--- Data shown ---

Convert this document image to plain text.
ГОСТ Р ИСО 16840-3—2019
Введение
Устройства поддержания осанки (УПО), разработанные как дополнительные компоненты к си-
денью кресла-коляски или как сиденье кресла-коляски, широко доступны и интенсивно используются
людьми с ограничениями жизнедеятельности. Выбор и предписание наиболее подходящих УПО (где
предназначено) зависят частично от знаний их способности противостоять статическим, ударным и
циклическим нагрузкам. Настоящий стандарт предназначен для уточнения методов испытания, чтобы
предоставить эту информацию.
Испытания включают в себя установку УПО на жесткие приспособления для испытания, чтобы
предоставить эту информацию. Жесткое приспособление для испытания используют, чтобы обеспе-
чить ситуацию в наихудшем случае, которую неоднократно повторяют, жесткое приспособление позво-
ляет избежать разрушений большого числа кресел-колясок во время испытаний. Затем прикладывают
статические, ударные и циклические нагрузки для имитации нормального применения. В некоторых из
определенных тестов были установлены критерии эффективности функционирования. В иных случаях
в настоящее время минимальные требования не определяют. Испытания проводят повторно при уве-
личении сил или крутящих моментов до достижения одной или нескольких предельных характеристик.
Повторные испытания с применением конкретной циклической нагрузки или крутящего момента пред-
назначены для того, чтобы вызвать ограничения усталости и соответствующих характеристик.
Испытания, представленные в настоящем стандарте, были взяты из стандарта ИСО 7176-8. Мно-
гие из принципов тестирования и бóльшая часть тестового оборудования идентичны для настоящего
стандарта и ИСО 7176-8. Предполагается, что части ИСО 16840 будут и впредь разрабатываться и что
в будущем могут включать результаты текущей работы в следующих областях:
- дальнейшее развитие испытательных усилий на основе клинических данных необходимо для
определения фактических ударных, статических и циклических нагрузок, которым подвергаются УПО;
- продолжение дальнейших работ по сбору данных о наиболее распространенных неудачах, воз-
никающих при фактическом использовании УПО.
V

---

In the lines above, find each one with "были" and list it.

Task result:
определенных тестов были установлены критерии эффективности функционирования. В иных случаях
Испытания, представленные в настоящем стандарте, были взяты из стандарта ИСО 7176-8. Мно-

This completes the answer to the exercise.